* _Stated task_: Write out the part of the readers' letters below word for word, from "Christopher Harrison" up to and including "second world war).".

It is time for decent people in the UK and elsewhere to stand up and reject the lies and rhetoric emanating from this US administration, built, like Brexit, on lies and distortions of the truth.

Trump has a different meaning up here in the north – and, as Bertolt Brecht once wrote, a fart has no nose.
Phil Green

What are the odds that America will soon rename the lovely pub dish “Freedom Garlic Chicken”?
Steve Buch

The long march of history will judge these two men. The president of Ukraine will be seen as a warrior who defended his country with every sinew of his being. The other guy will be seen as the narcissistic, bullying, draft-dodging New York socialite who betrayed his nation’s best interests. In the end, Americans will come to revile him more than Benedict Arnold.
Christopher Harrison

Start using MAGA to mean: Make America Generally Abhorred.
David Skinner

Maybe Volodymyr Zelensky did get the dress code wrong on his White House visit, but has anyone seen Elon Musk recently?

A tuxedo, bow tie, stetson and a double-barrelled shotgun down his dress pants might have got him more cred… I guess an AK47 wouldn’t fit.
Rex Nesbit

Two deluded ancients are threatening civilisation – Vladimir Putin as a born-again Potëmkin (who double-crossed the dim-wit Joseph II and got Austria on his behalf to conquer Ukraine for Russia) and Donald Trump aping Warren G Harding (the worst US president ever, who throttled the League of Nations at birth and thereby lit the fuse for the second world war).

It is time for us Europeans to pay a lot more attention to the wisdom circulating among old-age psychiatrists. It is my experience (not being a qualified psychiatrist but an ordinary physician) that mental deterioration prior to full-blown Alzheimer’s terrifies those with a Trump-Putin mindset and leads to unjustified aggressive behaviour in those already prone to aggression.

Trump is only a very few years younger than his father was when he developed Alzheimer’s. Time for government to seek guidance from those with in-depth experience of this troubling consequence of extended lifespans. Please would our government consult meaningfully those, largely to be found in the Royal College of Psychiatrists, who can help them outmanoeuvre these ageing tyrants?
(Dr) Jonathan Reeve FRCP

Remember Alaska
Nato may be reconfigured (“The end.. and a new beginning”TNE #425). But remember the US last put troops on the ground in Vietnam and Afghanistan, which didn’t go well. The UK was more distinguished in Northern Ireland. We must get closer to Europe, especially France, which has a credible nuclear deterrent.

* _Dataset extract_:
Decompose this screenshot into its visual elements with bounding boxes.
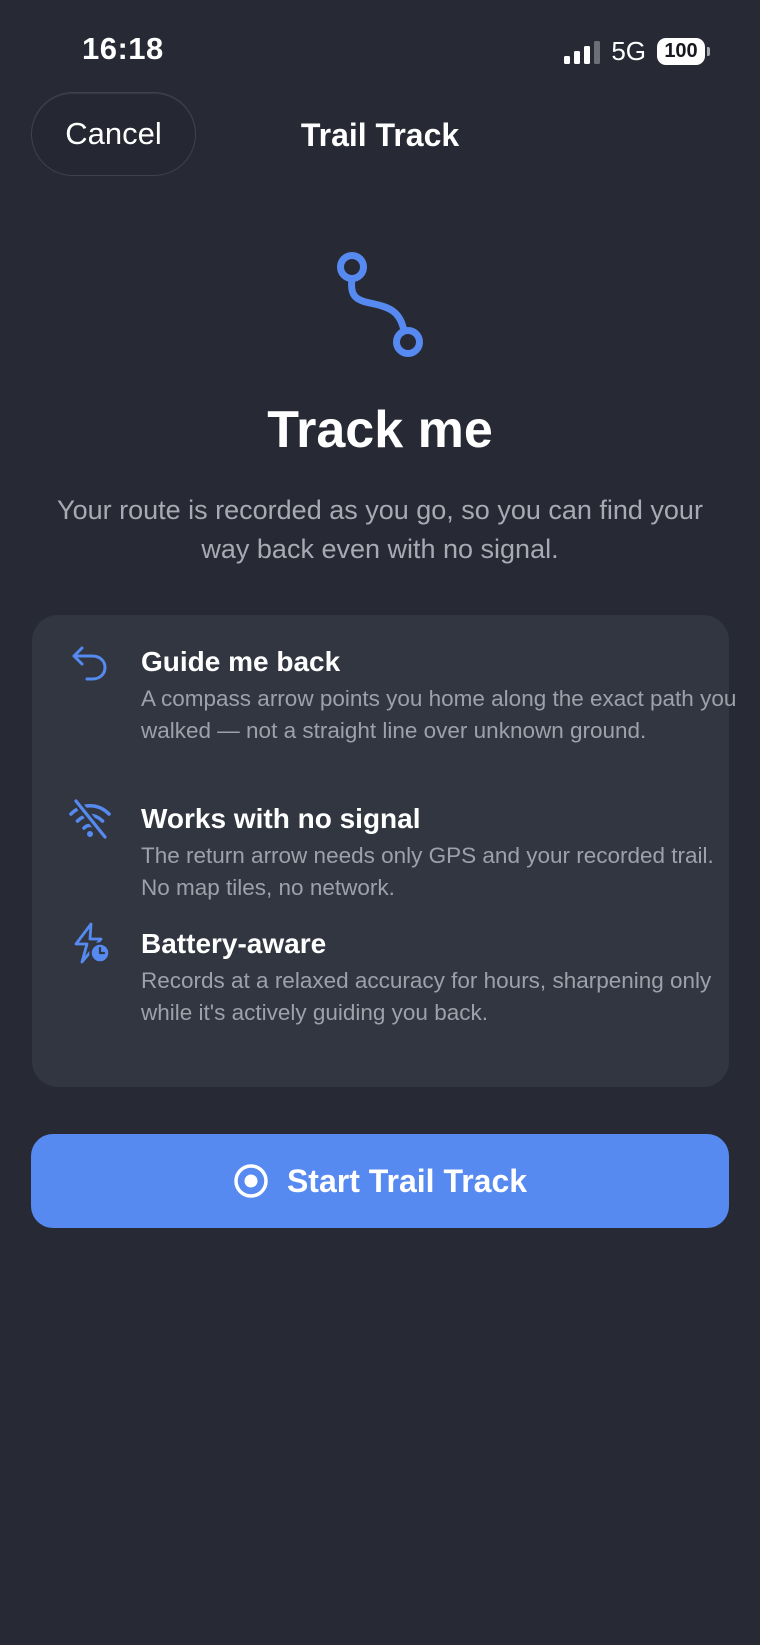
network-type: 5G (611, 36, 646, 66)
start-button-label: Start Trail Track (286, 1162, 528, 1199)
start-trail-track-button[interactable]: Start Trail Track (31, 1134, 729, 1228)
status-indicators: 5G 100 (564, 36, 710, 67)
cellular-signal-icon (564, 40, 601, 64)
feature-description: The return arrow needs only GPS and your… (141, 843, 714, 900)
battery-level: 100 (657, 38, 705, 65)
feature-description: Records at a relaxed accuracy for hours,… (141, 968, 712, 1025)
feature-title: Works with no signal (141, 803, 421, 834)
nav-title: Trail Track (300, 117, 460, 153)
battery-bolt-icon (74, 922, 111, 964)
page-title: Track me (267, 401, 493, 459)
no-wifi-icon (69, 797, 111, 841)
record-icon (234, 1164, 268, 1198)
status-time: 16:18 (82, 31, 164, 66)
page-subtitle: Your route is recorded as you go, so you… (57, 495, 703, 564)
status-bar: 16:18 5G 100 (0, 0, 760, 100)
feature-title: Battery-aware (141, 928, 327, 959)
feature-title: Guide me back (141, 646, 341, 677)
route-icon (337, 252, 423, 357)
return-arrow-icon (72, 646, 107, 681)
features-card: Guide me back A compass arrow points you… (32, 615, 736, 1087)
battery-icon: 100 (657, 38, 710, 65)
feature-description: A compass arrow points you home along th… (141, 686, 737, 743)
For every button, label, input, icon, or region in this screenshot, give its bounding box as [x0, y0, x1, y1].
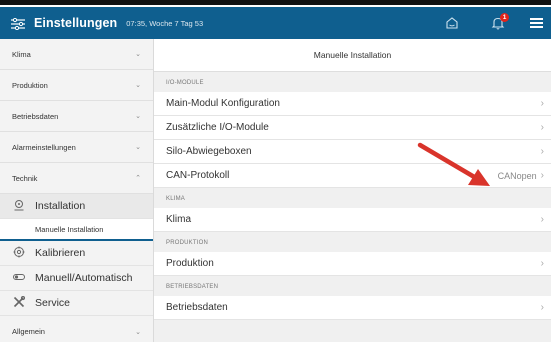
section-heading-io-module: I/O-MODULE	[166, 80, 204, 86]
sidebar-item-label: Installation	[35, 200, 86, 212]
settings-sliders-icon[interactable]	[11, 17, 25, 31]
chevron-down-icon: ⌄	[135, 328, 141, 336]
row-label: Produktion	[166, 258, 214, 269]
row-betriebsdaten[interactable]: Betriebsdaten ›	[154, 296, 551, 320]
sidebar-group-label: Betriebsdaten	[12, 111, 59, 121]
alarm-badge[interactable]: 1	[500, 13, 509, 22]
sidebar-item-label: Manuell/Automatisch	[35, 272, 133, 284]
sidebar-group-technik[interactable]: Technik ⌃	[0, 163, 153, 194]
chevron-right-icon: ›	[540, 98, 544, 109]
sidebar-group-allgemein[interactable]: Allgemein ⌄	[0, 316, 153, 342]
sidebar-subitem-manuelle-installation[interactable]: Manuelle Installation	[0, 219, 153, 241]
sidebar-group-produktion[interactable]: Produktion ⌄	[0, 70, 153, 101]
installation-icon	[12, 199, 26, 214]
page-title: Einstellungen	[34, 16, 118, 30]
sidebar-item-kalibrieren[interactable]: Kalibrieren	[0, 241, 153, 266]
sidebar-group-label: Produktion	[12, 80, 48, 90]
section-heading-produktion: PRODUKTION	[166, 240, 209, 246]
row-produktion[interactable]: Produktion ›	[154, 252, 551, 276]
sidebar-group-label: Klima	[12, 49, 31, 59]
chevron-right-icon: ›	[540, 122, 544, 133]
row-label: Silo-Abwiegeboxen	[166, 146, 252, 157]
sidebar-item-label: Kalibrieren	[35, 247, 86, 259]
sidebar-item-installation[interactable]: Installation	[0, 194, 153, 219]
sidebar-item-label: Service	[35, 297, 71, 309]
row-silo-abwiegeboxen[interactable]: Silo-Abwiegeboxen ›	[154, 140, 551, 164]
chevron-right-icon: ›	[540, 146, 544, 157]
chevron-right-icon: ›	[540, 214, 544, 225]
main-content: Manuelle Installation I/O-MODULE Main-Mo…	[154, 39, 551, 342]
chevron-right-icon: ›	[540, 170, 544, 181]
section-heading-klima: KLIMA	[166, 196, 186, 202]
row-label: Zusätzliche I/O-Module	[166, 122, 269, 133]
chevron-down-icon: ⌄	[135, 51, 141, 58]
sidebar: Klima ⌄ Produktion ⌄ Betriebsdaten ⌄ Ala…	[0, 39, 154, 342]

* _Answer to this problem_:
Christopher Harrison

Start using MAGA to mean: Make America Generally Abhorred.
David Skinner

Maybe Volodymyr Zelensky did get the dress code wrong on his White House visit, but has anyone seen Elon Musk recently?

A tuxedo, bow tie, stetson and a double-barrelled shotgun down his dress pants might have got him more cred… I guess an AK47 wouldn’t fit.
Rex Nesbit

Two deluded ancients are threatening civilisation – Vladimir Putin as a born-again Potëmkin (who double-crossed the dim-wit Joseph II and got Austria on his behalf to conquer Ukraine for Russia) and Donald Trump aping Warren G Harding (the worst US president ever, who throttled the League of Nations at birth and thereby lit the fuse for the second world war).